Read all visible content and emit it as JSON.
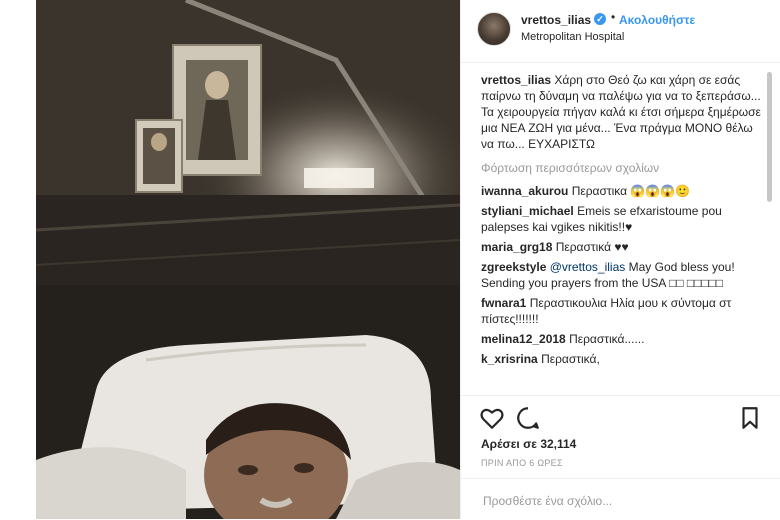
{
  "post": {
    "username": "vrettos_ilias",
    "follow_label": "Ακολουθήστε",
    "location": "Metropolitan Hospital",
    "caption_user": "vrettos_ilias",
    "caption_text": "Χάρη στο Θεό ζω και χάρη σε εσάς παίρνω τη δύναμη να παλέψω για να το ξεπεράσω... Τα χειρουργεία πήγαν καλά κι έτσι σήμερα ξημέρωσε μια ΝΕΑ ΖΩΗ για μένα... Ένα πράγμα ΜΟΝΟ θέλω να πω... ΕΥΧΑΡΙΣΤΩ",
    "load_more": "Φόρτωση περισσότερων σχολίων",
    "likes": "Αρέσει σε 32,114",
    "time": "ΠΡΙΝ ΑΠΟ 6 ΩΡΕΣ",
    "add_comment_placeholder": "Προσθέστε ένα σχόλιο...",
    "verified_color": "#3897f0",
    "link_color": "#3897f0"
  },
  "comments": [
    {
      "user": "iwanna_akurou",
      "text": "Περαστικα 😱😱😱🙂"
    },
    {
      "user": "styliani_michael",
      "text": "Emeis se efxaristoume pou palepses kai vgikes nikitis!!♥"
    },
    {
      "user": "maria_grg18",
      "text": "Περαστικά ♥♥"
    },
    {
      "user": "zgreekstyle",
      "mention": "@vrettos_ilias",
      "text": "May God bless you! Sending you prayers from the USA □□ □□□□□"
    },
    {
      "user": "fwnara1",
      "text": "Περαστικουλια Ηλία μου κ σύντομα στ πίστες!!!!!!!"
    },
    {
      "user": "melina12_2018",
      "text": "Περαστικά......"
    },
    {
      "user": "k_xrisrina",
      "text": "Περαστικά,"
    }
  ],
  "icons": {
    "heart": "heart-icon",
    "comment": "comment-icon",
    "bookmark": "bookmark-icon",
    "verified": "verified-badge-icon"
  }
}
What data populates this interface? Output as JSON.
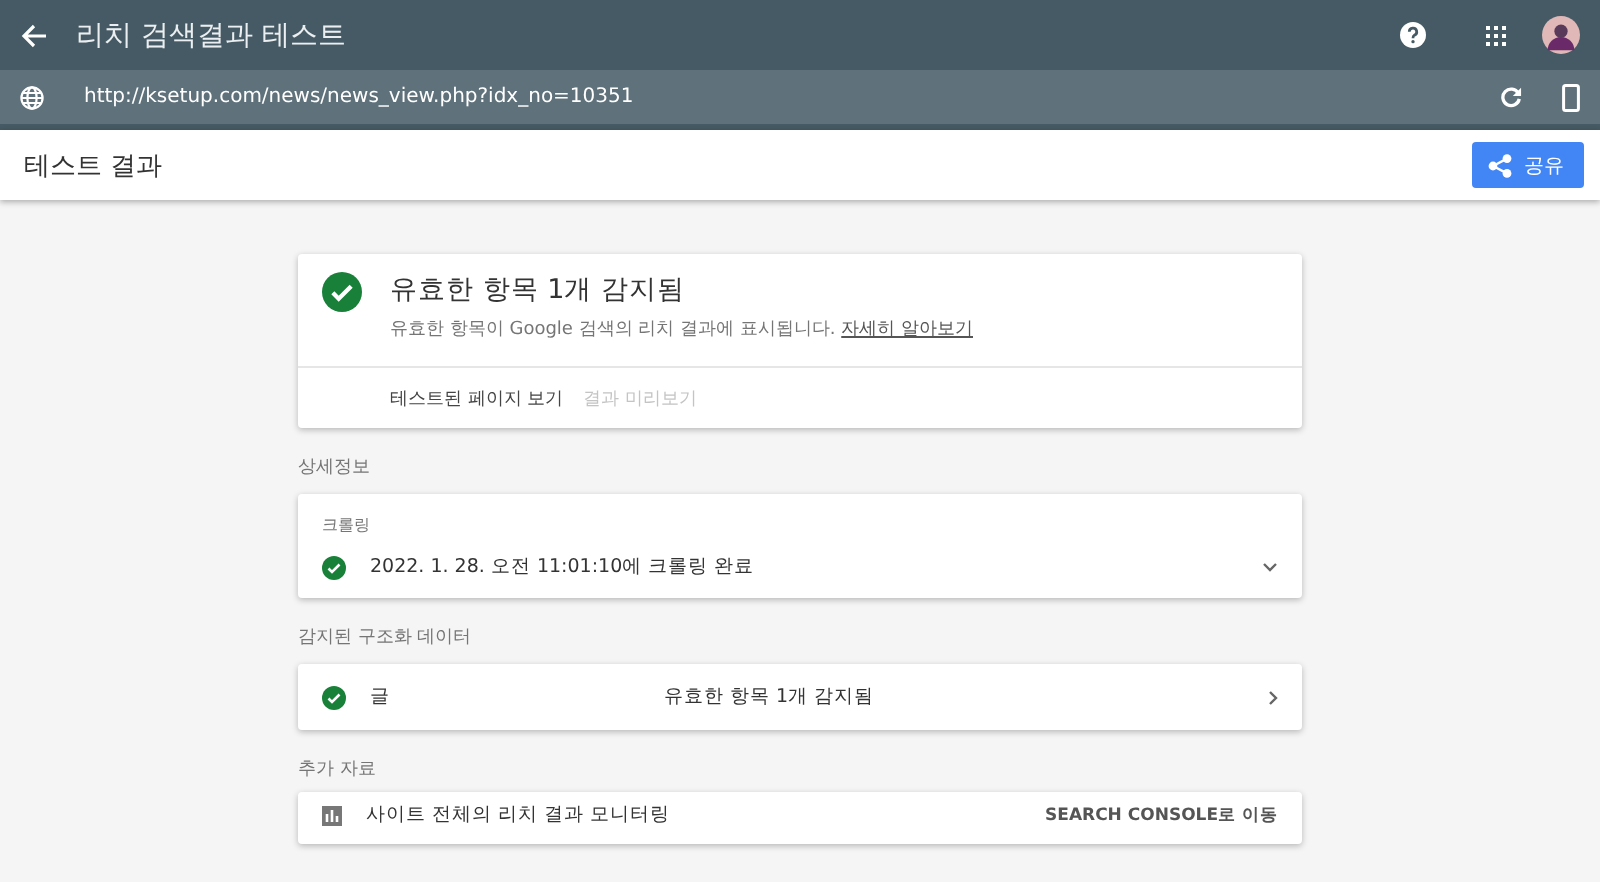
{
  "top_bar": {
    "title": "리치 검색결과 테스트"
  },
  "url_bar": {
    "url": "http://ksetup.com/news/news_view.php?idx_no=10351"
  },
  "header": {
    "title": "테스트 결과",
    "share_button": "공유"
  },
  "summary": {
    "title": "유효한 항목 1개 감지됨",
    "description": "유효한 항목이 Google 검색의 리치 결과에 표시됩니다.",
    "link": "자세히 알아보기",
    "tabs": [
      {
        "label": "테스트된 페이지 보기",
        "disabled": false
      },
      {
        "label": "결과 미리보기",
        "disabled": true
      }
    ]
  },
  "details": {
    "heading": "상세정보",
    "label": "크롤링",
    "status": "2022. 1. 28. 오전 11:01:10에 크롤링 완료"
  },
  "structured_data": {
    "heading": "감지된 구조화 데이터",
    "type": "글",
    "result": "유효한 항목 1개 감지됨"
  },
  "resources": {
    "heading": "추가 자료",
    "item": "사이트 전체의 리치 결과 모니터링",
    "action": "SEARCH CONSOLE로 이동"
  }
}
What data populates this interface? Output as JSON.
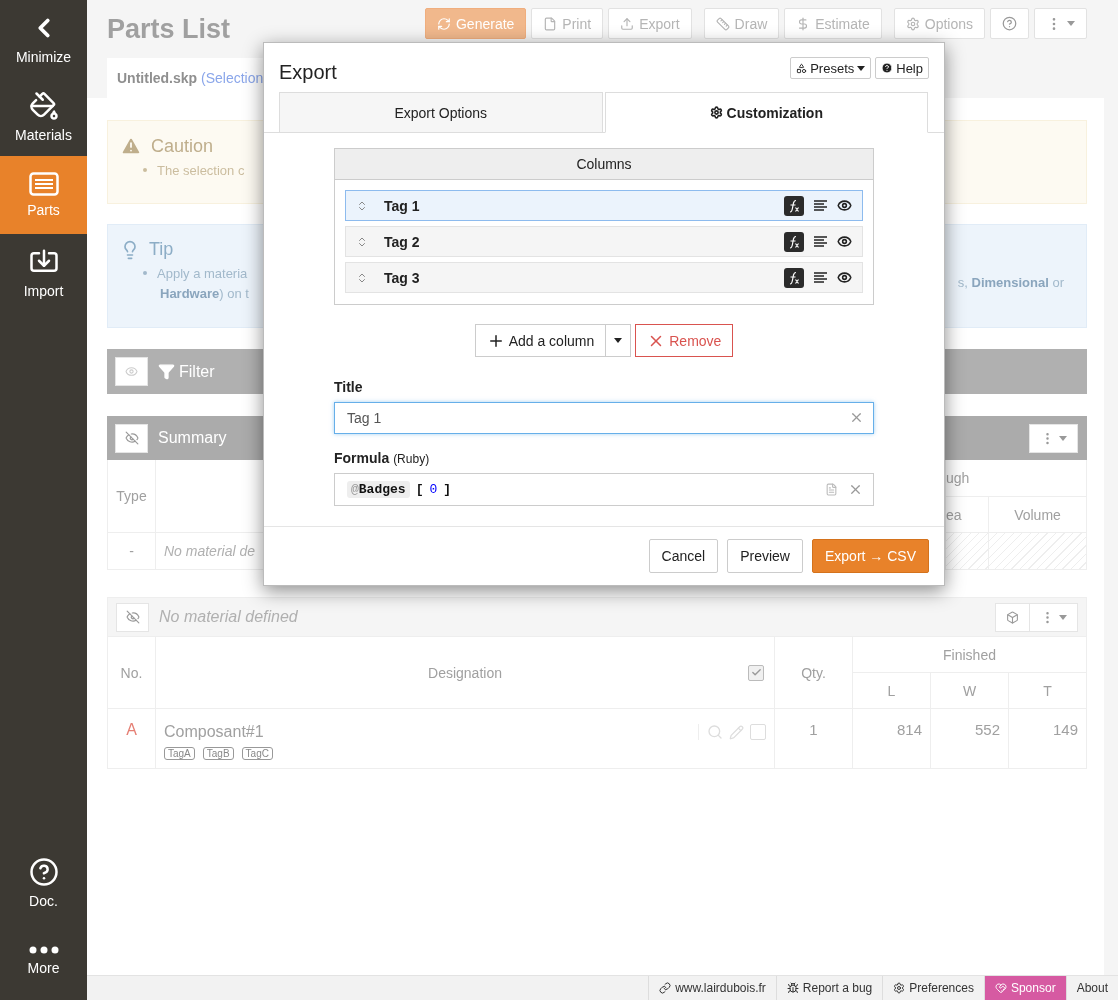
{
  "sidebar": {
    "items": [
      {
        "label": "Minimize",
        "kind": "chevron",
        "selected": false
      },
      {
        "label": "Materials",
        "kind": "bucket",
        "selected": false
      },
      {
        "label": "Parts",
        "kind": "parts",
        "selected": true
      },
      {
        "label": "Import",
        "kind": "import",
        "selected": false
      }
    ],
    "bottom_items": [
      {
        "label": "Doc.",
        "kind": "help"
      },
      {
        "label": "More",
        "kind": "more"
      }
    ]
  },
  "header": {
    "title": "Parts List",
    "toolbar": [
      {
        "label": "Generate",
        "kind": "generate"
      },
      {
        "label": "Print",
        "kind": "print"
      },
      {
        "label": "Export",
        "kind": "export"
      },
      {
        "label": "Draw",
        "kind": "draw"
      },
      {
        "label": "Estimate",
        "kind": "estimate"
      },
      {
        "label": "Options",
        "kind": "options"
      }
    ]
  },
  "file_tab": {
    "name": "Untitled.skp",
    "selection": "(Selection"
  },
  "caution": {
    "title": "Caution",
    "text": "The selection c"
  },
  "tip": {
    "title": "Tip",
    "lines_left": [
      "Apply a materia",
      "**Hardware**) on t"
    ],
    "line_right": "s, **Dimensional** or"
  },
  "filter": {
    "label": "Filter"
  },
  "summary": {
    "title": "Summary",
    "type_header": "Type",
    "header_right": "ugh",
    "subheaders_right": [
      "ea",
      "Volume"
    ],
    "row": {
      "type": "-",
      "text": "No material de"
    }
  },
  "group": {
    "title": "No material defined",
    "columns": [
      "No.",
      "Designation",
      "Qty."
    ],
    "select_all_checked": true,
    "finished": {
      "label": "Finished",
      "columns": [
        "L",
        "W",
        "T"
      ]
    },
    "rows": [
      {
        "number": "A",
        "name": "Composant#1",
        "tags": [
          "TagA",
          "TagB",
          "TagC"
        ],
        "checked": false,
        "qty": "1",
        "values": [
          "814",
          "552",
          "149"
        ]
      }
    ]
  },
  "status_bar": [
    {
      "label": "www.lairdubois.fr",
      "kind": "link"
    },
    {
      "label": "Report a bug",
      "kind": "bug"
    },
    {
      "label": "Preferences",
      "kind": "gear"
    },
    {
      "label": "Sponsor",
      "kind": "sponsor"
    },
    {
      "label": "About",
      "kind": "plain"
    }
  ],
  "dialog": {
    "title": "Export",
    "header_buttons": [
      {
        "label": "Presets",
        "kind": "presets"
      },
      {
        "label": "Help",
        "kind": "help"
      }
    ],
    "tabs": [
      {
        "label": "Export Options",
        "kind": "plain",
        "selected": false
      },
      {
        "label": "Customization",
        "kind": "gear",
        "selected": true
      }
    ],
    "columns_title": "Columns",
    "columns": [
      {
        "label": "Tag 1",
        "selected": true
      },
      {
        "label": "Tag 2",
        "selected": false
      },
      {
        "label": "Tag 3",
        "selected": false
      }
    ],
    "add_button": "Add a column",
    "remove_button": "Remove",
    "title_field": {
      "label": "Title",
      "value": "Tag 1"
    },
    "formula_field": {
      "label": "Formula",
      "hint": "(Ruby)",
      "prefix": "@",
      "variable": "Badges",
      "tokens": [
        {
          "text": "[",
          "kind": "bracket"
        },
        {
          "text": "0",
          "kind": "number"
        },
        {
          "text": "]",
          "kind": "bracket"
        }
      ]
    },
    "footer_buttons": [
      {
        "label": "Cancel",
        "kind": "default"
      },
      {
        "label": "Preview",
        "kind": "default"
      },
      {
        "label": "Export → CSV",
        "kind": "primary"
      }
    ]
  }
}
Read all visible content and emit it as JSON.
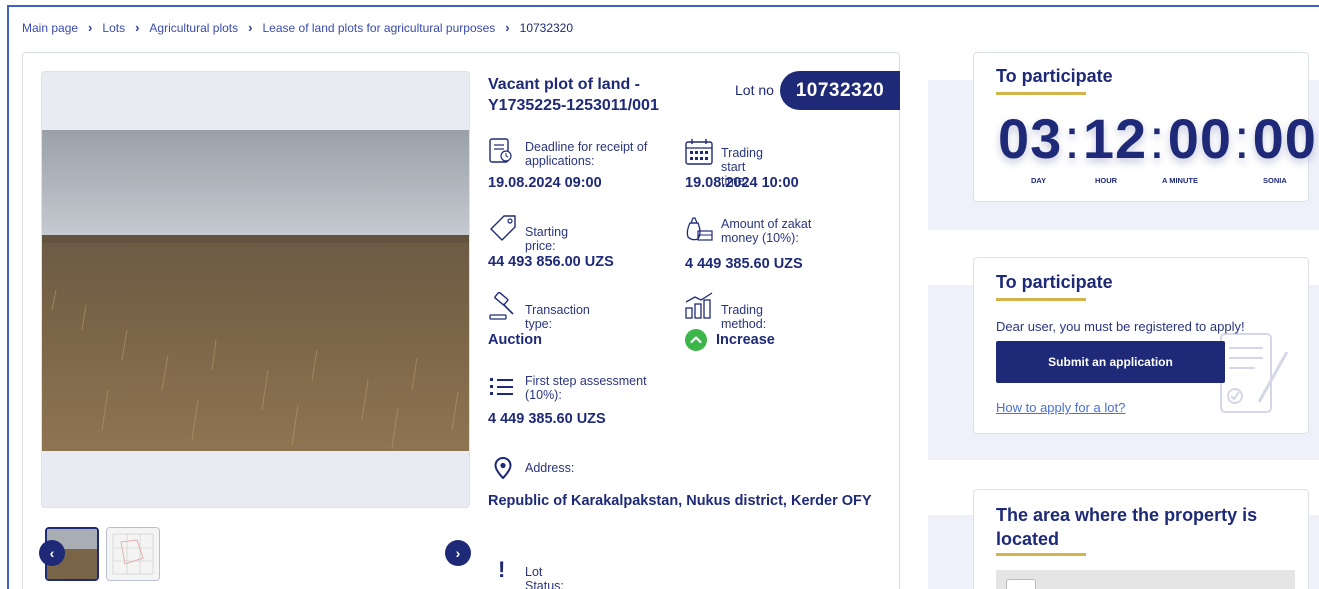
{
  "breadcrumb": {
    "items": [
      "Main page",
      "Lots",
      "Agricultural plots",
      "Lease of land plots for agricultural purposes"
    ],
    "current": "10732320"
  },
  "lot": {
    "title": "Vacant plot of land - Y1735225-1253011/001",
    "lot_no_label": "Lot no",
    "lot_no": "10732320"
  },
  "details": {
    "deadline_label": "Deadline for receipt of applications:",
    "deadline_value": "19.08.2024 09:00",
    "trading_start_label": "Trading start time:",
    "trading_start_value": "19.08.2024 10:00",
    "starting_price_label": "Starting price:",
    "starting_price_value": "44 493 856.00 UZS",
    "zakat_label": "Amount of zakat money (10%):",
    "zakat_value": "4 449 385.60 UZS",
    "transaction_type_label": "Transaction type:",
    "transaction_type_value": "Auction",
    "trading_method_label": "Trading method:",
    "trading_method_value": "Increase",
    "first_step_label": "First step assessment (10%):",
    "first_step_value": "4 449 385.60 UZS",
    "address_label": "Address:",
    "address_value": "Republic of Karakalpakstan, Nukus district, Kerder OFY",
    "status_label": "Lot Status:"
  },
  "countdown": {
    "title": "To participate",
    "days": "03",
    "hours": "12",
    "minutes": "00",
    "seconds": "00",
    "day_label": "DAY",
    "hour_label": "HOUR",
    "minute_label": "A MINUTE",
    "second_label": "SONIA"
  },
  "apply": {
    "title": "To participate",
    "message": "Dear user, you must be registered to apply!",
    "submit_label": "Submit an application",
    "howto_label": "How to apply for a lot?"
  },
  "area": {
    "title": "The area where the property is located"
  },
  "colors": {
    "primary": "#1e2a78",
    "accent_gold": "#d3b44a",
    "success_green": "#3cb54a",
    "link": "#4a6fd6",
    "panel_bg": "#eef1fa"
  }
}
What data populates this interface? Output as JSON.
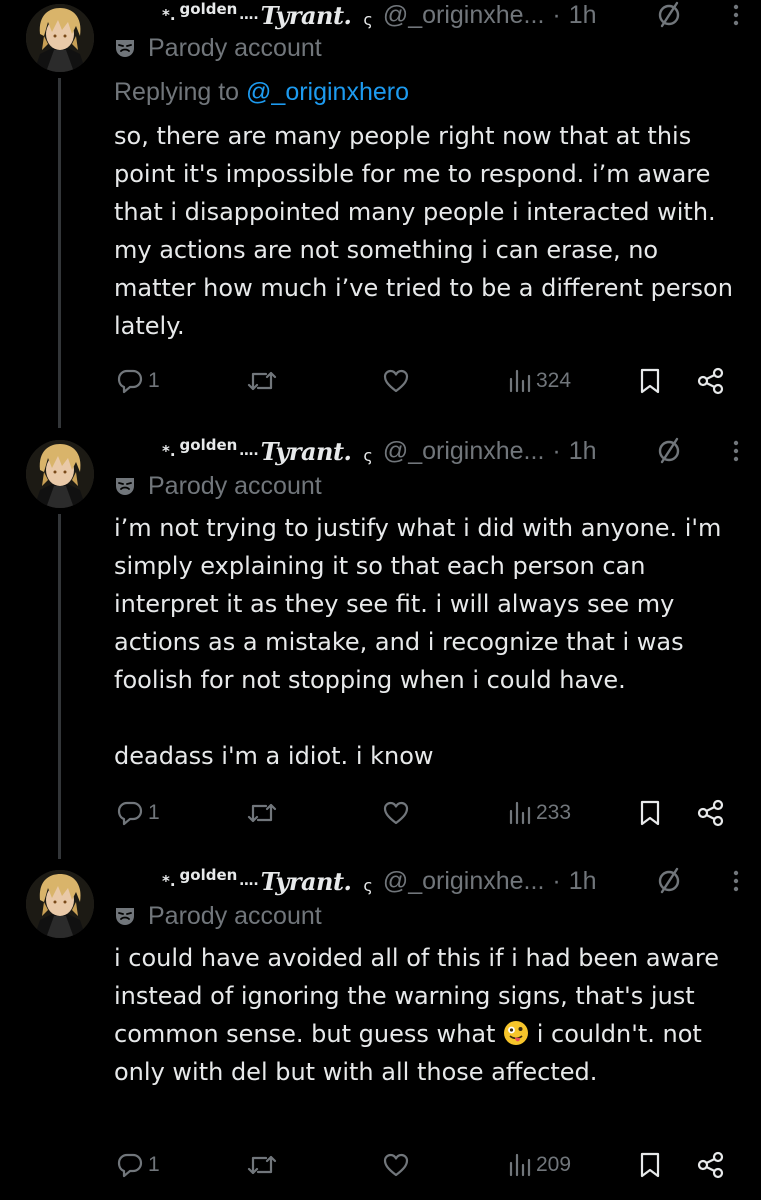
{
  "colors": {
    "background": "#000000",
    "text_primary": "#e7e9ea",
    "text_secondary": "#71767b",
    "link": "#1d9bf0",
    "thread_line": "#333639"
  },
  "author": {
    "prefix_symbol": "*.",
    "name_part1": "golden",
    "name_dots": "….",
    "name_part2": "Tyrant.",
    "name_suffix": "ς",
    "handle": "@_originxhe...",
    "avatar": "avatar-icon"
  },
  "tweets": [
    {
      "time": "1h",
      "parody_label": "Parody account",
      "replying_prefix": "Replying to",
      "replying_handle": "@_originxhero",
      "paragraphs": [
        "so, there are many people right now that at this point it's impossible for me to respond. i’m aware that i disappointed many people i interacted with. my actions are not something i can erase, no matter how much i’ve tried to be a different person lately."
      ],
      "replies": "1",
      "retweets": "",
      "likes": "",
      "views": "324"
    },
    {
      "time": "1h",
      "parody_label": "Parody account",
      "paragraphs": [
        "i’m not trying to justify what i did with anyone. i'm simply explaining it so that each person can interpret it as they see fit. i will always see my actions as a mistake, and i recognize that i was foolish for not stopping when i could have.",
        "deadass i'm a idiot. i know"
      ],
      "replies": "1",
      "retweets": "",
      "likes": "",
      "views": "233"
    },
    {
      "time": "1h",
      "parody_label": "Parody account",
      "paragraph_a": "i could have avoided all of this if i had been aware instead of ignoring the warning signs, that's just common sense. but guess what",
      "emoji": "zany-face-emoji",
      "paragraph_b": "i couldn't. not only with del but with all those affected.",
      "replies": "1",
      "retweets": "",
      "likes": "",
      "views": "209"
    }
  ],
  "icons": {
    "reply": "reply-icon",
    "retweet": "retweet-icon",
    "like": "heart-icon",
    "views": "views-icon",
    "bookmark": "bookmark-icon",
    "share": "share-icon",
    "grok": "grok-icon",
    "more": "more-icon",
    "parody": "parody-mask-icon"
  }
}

===============

### Problem statement
State, as a number only, how many lines in the entries include "Περαστικά".

### Exercise answer
3